Report only the number of lines in this material that include the string "ylabel".

[Dataset records on visual material]

▬▬▬▬▬▬

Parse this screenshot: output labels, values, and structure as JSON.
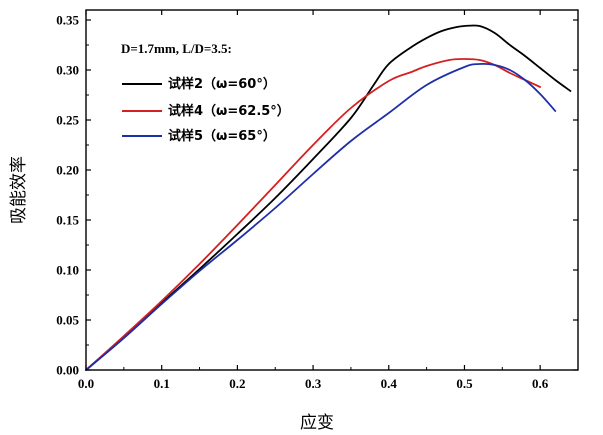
{
  "chart_data": {
    "type": "line",
    "title": "",
    "xlabel": "应变",
    "ylabel": "吸能效率",
    "xlim": [
      0.0,
      0.65
    ],
    "ylim": [
      0.0,
      0.36
    ],
    "xticks": [
      0.0,
      0.1,
      0.2,
      0.3,
      0.4,
      0.5,
      0.6
    ],
    "yticks": [
      0.0,
      0.05,
      0.1,
      0.15,
      0.2,
      0.25,
      0.3,
      0.35
    ],
    "x_tick_labels": [
      "0.0",
      "0.1",
      "0.2",
      "0.3",
      "0.4",
      "0.5",
      "0.6"
    ],
    "y_tick_labels": [
      "0.00",
      "0.05",
      "0.10",
      "0.15",
      "0.20",
      "0.25",
      "0.30",
      "0.35"
    ],
    "legend_title": "D=1.7mm, L/D=3.5:",
    "legend_position": "top-left",
    "grid": false,
    "series": [
      {
        "name": "试样2（ω=60°）",
        "color": "#000000",
        "x": [
          0.0,
          0.05,
          0.1,
          0.15,
          0.2,
          0.25,
          0.3,
          0.35,
          0.38,
          0.4,
          0.43,
          0.45,
          0.47,
          0.49,
          0.5,
          0.52,
          0.54,
          0.56,
          0.58,
          0.6,
          0.62,
          0.64
        ],
        "y": [
          0.0,
          0.032,
          0.067,
          0.101,
          0.136,
          0.172,
          0.211,
          0.252,
          0.285,
          0.306,
          0.323,
          0.332,
          0.339,
          0.343,
          0.344,
          0.344,
          0.337,
          0.325,
          0.314,
          0.302,
          0.29,
          0.279
        ]
      },
      {
        "name": "试样4（ω=62.5°）",
        "color": "#d42020",
        "x": [
          0.0,
          0.05,
          0.1,
          0.15,
          0.2,
          0.25,
          0.3,
          0.35,
          0.4,
          0.43,
          0.45,
          0.48,
          0.5,
          0.52,
          0.54,
          0.56,
          0.58,
          0.6
        ],
        "y": [
          0.0,
          0.034,
          0.069,
          0.106,
          0.145,
          0.185,
          0.225,
          0.262,
          0.289,
          0.298,
          0.304,
          0.31,
          0.311,
          0.31,
          0.305,
          0.297,
          0.29,
          0.283
        ]
      },
      {
        "name": "试样5（ω=65°）",
        "color": "#1f2fa8",
        "x": [
          0.0,
          0.05,
          0.1,
          0.15,
          0.2,
          0.25,
          0.3,
          0.35,
          0.4,
          0.45,
          0.5,
          0.52,
          0.54,
          0.56,
          0.58,
          0.6,
          0.62
        ],
        "y": [
          0.0,
          0.032,
          0.066,
          0.099,
          0.13,
          0.162,
          0.196,
          0.229,
          0.257,
          0.285,
          0.303,
          0.306,
          0.305,
          0.3,
          0.29,
          0.276,
          0.259
        ]
      }
    ]
  }
}
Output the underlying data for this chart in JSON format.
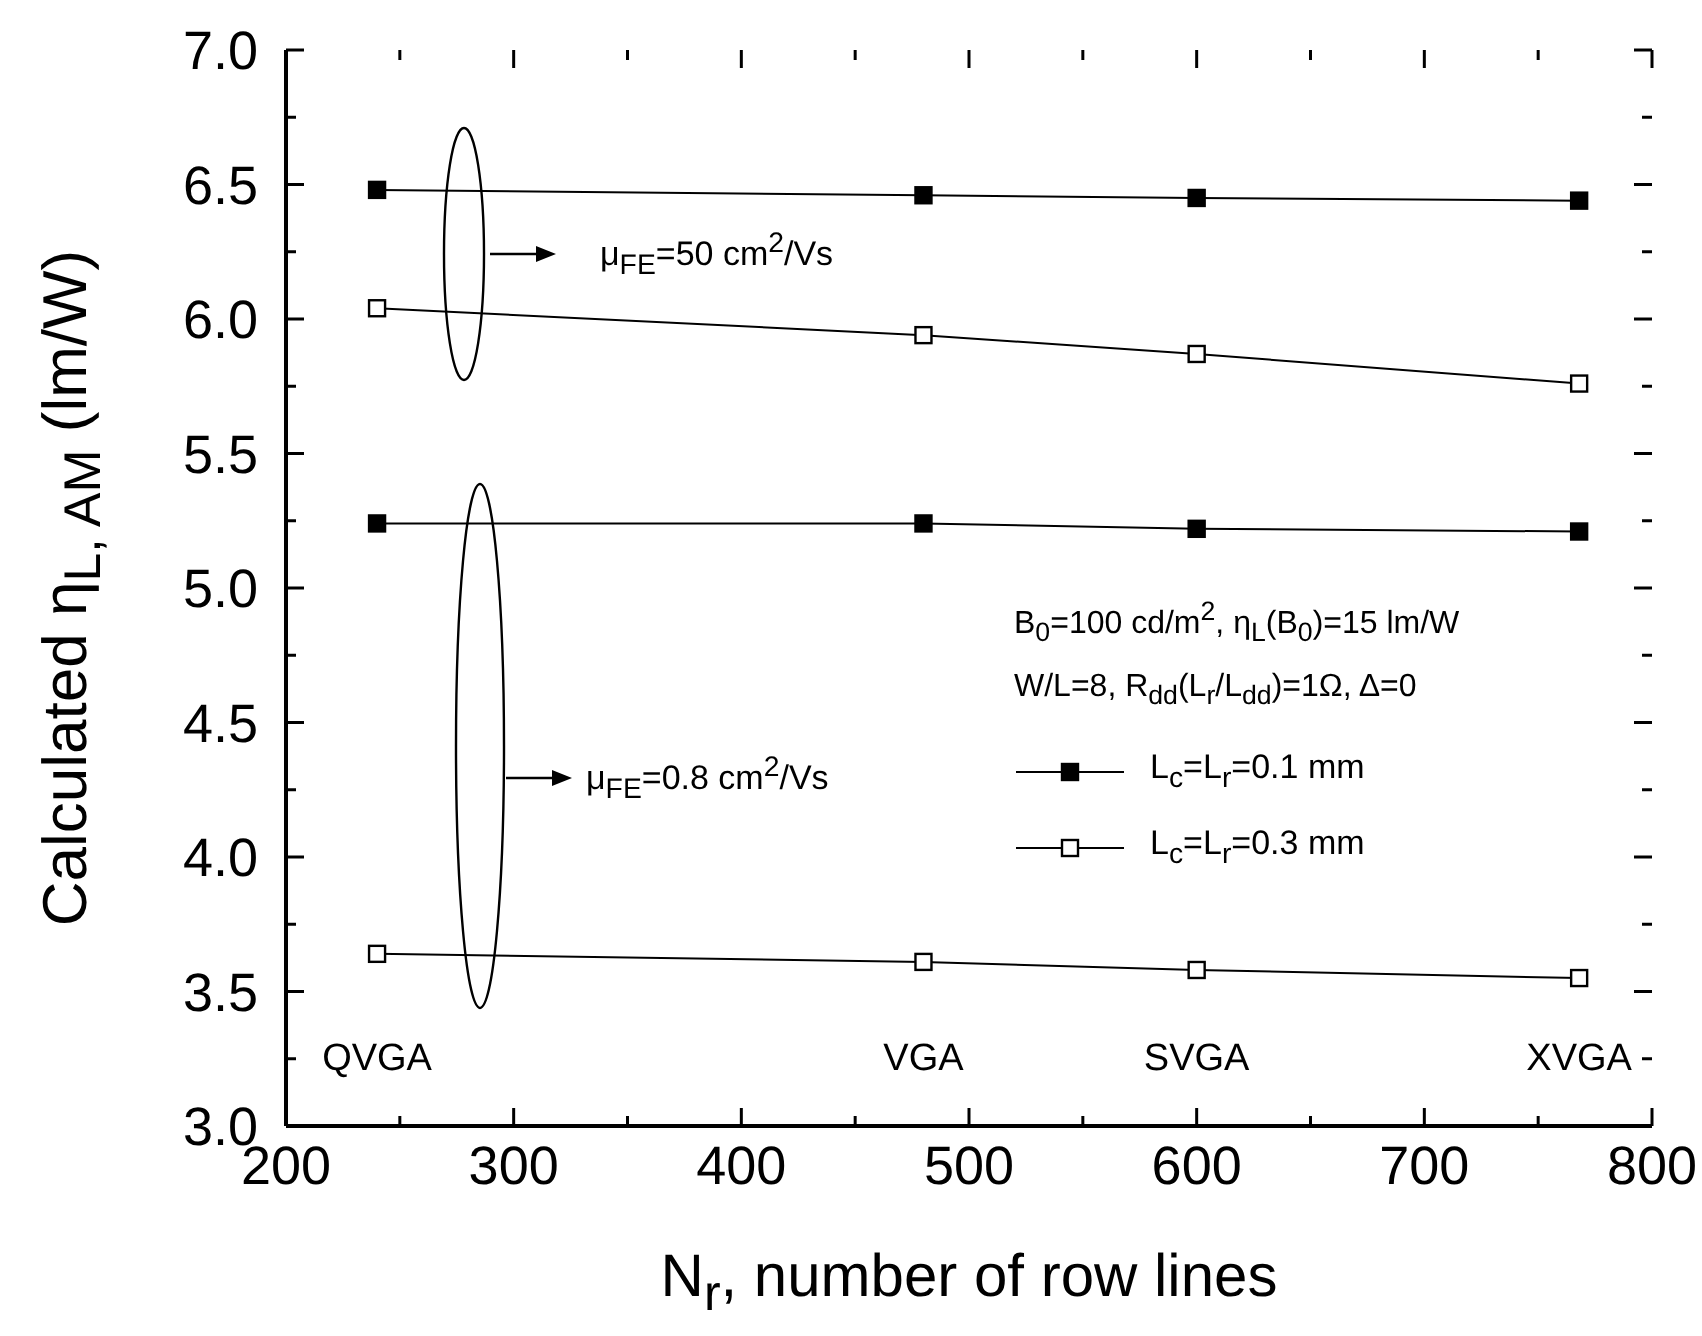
{
  "chart_data": {
    "type": "line",
    "xlabel": "N$_{r}$, number of row lines",
    "ylabel": "Calculated η$_{L, AM}$  (lm/W)",
    "x": [
      240,
      480,
      600,
      768
    ],
    "series": [
      {
        "name": "L$_{c}$=L$_{r}$=0.1 mm",
        "color": "#000000",
        "values": [
          6.48,
          6.46,
          6.45,
          6.44
        ]
      },
      {
        "name": "L$_{c}$=L$_{r}$=0.3 mm",
        "color": "#000000",
        "values": [
          6.04,
          5.94,
          5.87,
          5.76
        ]
      },
      {
        "color": "#000000",
        "values": [
          5.24,
          5.24,
          5.22,
          5.21
        ]
      },
      {
        "color": "#000000",
        "values": [
          3.64,
          3.61,
          3.58,
          3.55
        ]
      }
    ],
    "xlim": [
      200,
      800
    ],
    "xticks": [
      200,
      {
        "value": 250,
        "label": null
      },
      300,
      {
        "value": 350,
        "label": null
      },
      400,
      {
        "value": 450,
        "label": null
      },
      500,
      {
        "value": 550,
        "label": null
      },
      600,
      {
        "value": 650,
        "label": null
      },
      700,
      {
        "value": 750,
        "label": null
      },
      800
    ],
    "ylim": [
      3.0,
      7.0
    ],
    "yticks": [
      {
        "value": 3.0,
        "label": "3.0"
      },
      {
        "value": 3.25,
        "label": null
      },
      {
        "value": 3.5,
        "label": "3.5"
      },
      {
        "value": 3.75,
        "label": null
      },
      {
        "value": 4.0,
        "label": "4.0"
      },
      {
        "value": 4.25,
        "label": null
      },
      {
        "value": 4.5,
        "label": "4.5"
      },
      {
        "value": 4.75,
        "label": null
      },
      {
        "value": 5.0,
        "label": "5.0"
      },
      {
        "value": 5.25,
        "label": null
      },
      {
        "value": 5.5,
        "label": "5.5"
      },
      {
        "value": 5.75,
        "label": null
      },
      {
        "value": 6.0,
        "label": "6.0"
      },
      {
        "value": 6.25,
        "label": null
      },
      {
        "value": 6.5,
        "label": "6.5"
      },
      {
        "value": 6.75,
        "label": null
      },
      {
        "value": 7.0,
        "label": "7.0"
      }
    ],
    "marker": "square",
    "line_style": "solid",
    "grid": false,
    "legend": "right",
    "annotations": [
      "QVGA",
      "VGA",
      "SVGA",
      "XVGA",
      "μ$_{FE}$=50 cm$^{2}$/Vs",
      "μ$_{FE}$=0.8 cm$^{2}$/Vs",
      "B$_{0}$=100 cd/m$^{2}$, η$_{L}$(B$_{0}$)=15 lm/W",
      "W/L=8, R$_{dd}$(L$_{r}$/L$_{dd}$)=1Ω, Δ=0"
    ]
  }
}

▬▬▬▬▬▬

Output of the task: 2